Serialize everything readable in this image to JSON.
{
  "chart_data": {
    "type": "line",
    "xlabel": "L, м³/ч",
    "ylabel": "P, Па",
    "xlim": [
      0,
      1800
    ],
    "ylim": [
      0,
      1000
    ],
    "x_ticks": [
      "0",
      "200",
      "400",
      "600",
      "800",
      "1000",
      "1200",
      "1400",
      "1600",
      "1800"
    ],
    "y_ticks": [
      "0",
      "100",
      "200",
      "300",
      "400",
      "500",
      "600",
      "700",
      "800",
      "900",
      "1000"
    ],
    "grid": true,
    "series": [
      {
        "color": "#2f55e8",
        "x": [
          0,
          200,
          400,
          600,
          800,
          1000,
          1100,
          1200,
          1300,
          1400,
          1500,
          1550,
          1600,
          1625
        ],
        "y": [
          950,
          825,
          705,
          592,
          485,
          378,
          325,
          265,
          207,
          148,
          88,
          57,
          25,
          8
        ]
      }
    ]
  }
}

==*==

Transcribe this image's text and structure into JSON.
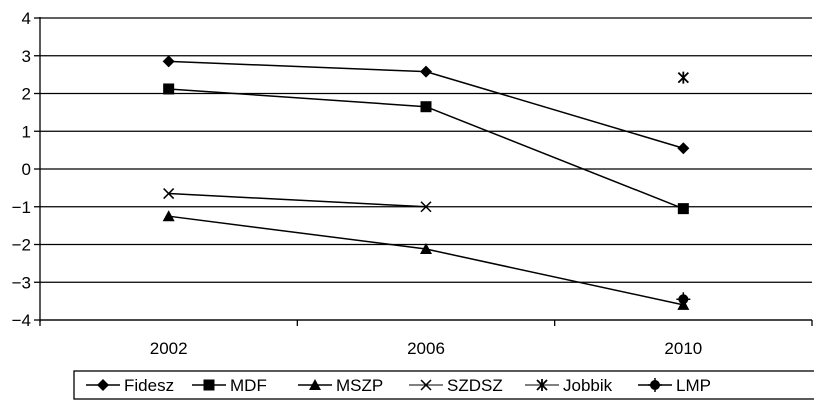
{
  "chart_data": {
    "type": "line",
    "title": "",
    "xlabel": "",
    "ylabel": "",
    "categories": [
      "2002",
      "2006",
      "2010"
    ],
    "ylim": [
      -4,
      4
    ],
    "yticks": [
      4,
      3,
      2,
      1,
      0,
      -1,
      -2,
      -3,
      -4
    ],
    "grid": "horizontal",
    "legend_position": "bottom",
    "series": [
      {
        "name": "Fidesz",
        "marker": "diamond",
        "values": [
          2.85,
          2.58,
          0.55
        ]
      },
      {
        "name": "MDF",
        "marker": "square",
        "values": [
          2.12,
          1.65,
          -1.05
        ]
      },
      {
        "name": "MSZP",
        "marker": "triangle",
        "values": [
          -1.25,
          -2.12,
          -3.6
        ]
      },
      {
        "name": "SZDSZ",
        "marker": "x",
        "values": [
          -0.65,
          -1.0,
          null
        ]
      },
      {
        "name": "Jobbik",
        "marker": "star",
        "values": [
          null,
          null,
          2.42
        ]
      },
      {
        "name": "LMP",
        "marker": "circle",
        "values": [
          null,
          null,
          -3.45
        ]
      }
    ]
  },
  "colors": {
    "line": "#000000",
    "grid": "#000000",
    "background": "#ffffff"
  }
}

==*==

### SET PROBLEM
Look over the listing. Pull out every line with the string "this" in it.

### REPLY TO THE EXERCISE
Serialize everything readable in this image to JSON.
Transcribe this image's text and structure into JSON.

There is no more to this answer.